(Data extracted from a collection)

★ ★ ★ ★ ★ ★ ★

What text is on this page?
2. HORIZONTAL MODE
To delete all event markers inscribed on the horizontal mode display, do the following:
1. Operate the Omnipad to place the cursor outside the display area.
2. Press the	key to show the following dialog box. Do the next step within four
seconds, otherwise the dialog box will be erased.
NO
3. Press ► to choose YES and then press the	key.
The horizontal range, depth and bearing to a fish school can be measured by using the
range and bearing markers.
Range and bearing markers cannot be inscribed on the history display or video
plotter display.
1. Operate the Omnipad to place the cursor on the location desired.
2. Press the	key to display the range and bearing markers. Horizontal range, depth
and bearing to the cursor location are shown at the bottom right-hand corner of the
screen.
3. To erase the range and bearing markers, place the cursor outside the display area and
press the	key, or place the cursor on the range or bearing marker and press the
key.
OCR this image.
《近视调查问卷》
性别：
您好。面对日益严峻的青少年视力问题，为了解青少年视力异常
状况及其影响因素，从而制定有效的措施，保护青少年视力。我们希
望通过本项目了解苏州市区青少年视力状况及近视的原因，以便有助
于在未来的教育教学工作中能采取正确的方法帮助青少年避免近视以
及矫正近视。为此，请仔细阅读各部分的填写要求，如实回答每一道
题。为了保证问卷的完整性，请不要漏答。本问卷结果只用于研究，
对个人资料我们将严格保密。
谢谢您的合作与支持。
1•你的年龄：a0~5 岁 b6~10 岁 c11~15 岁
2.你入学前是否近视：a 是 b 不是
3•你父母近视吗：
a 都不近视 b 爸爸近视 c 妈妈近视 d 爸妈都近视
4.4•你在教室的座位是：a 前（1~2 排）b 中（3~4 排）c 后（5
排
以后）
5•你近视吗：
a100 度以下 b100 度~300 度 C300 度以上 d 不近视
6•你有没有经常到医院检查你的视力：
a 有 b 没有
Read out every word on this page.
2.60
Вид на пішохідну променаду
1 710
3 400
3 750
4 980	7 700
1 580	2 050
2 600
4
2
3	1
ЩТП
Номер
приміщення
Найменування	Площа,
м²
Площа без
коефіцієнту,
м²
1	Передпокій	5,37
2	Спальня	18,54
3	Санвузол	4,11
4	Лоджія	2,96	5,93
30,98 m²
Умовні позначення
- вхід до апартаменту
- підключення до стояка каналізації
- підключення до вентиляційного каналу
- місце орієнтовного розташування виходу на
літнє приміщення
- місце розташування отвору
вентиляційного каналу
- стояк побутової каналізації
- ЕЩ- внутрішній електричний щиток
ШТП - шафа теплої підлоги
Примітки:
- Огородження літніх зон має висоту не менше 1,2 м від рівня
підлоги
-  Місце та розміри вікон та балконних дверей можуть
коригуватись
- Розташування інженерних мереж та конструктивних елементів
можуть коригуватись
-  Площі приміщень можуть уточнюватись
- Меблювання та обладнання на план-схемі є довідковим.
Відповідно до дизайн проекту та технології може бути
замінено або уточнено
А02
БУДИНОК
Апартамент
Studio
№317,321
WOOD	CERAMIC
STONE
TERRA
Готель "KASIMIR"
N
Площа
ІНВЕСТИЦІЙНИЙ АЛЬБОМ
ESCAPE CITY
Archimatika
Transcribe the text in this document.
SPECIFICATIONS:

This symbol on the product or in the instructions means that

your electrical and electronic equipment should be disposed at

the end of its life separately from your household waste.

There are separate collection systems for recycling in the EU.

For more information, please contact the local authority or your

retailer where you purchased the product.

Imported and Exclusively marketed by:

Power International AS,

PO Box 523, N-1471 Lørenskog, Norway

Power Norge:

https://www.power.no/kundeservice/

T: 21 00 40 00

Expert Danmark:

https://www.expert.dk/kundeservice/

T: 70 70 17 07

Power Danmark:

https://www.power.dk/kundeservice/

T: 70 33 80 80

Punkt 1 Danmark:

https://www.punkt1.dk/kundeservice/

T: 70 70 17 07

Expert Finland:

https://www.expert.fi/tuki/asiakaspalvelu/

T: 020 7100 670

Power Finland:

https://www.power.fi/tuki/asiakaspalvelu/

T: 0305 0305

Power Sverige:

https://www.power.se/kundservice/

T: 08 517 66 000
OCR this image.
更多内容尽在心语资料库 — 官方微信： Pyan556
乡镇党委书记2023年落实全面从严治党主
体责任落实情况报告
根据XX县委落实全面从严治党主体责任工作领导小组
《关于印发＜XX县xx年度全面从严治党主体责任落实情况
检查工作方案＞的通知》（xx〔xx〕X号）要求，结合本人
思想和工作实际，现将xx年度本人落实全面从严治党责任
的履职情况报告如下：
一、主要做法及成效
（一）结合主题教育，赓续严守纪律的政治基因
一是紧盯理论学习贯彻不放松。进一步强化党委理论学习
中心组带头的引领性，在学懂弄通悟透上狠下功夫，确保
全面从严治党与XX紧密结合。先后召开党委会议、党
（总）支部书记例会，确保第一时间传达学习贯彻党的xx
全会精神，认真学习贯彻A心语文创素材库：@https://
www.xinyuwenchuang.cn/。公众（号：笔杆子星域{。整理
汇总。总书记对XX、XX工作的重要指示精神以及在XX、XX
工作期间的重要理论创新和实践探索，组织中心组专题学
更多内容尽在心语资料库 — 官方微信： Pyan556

★ ★ ★ ★ ★ ★ ★

Recopy the whole listing exactly.

### Full response
What text is on this page?
2. HORIZONTAL MODE
To delete all event markers inscribed on the horizontal mode display, do the following:
1. Operate the Omnipad to place the cursor outside the display area.
2. Press the	key to show the following dialog box. Do the next step within four
seconds, otherwise the dialog box will be erased.
NO
3. Press ► to choose YES and then press the	key.
The horizontal range, depth and bearing to a fish school can be measured by using the
range and bearing markers.
Range and bearing markers cannot be inscribed on the history display or video
plotter display.
1. Operate the Omnipad to place the cursor on the location desired.
2. Press the	key to display the range and bearing markers. Horizontal range, depth
and bearing to the cursor location are shown at the bottom right-hand corner of the
screen.
3. To erase the range and bearing markers, place the cursor outside the display area and
press the	key, or place the cursor on the range or bearing marker and press the
key.
OCR this image.
《近视调查问卷》
性别：
您好。面对日益严峻的青少年视力问题，为了解青少年视力异常
状况及其影响因素，从而制定有效的措施，保护青少年视力。我们希
望通过本项目了解苏州市区青少年视力状况及近视的原因，以便有助
于在未来的教育教学工作中能采取正确的方法帮助青少年避免近视以
及矫正近视。为此，请仔细阅读各部分的填写要求，如实回答每一道
题。为了保证问卷的完整性，请不要漏答。本问卷结果只用于研究，
对个人资料我们将严格保密。
谢谢您的合作与支持。
1•你的年龄：a0~5 岁 b6~10 岁 c11~15 岁
2.你入学前是否近视：a 是 b 不是
3•你父母近视吗：
a 都不近视 b 爸爸近视 c 妈妈近视 d 爸妈都近视
4.4•你在教室的座位是：a 前（1~2 排）b 中（3~4 排）c 后（5
排
以后）
5•你近视吗：
a100 度以下 b100 度~300 度 C300 度以上 d 不近视
6•你有没有经常到医院检查你的视力：
a 有 b 没有
Read out every word on this page.
2.60
Вид на пішохідну променаду
1 710
3 400
3 750
4 980	7 700
1 580	2 050
2 600
4
2
3	1
ЩТП
Номер
приміщення
Найменування	Площа,
м²
Площа без
коефіцієнту,
м²
1	Передпокій	5,37
2	Спальня	18,54
3	Санвузол	4,11
4	Лоджія	2,96	5,93
30,98 m²
Умовні позначення
- вхід до апартаменту
- підключення до стояка каналізації
- підключення до вентиляційного каналу
- місце орієнтовного розташування виходу на
літнє приміщення
- місце розташування отвору
вентиляційного каналу
- стояк побутової каналізації
- ЕЩ- внутрішній електричний щиток
ШТП - шафа теплої підлоги
Примітки:
- Огородження літніх зон має висоту не менше 1,2 м від рівня
підлоги
-  Місце та розміри вікон та балконних дверей можуть
коригуватись
- Розташування інженерних мереж та конструктивних елементів
можуть коригуватись
-  Площі приміщень можуть уточнюватись
- Меблювання та обладнання на план-схемі є довідковим.
Відповідно до дизайн проекту та технології може бути
замінено або уточнено
А02
БУДИНОК
Апартамент
Studio
№317,321
WOOD	CERAMIC
STONE
TERRA
Готель "KASIMIR"
N
Площа
ІНВЕСТИЦІЙНИЙ АЛЬБОМ
ESCAPE CITY
Archimatika
Transcribe the text in this document.
SPECIFICATIONS:

This symbol on the product or in the instructions means that

your electrical and electronic equipment should be disposed at

the end of its life separately from your household waste.

There are separate collection systems for recycling in the EU.

For more information, please contact the local authority or your

retailer where you purchased the product.

Imported and Exclusively marketed by:

Power International AS,

PO Box 523, N-1471 Lørenskog, Norway

Power Norge:

https://www.power.no/kundeservice/

T: 21 00 40 00

Expert Danmark:

https://www.expert.dk/kundeservice/

T: 70 70 17 07

Power Danmark:

https://www.power.dk/kundeservice/

T: 70 33 80 80

Punkt 1 Danmark:

https://www.punkt1.dk/kundeservice/

T: 70 70 17 07

Expert Finland:

https://www.expert.fi/tuki/asiakaspalvelu/

T: 020 7100 670

Power Finland:

https://www.power.fi/tuki/asiakaspalvelu/

T: 0305 0305

Power Sverige:

https://www.power.se/kundservice/

T: 08 517 66 000
OCR this image.
更多内容尽在心语资料库 — 官方微信： Pyan556
乡镇党委书记2023年落实全面从严治党主
体责任落实情况报告
根据XX县委落实全面从严治党主体责任工作领导小组
《关于印发＜XX县xx年度全面从严治党主体责任落实情况
检查工作方案＞的通知》（xx〔xx〕X号）要求，结合本人
思想和工作实际，现将xx年度本人落实全面从严治党责任
的履职情况报告如下：
一、主要做法及成效
（一）结合主题教育，赓续严守纪律的政治基因
一是紧盯理论学习贯彻不放松。进一步强化党委理论学习
中心组带头的引领性，在学懂弄通悟透上狠下功夫，确保
全面从严治党与XX紧密结合。先后召开党委会议、党
（总）支部书记例会，确保第一时间传达学习贯彻党的xx
全会精神，认真学习贯彻A心语文创素材库：@https://
www.xinyuwenchuang.cn/。公众（号：笔杆子星域{。整理
汇总。总书记对XX、XX工作的重要指示精神以及在XX、XX
工作期间的重要理论创新和实践探索，组织中心组专题学
更多内容尽在心语资料库 — 官方微信： Pyan556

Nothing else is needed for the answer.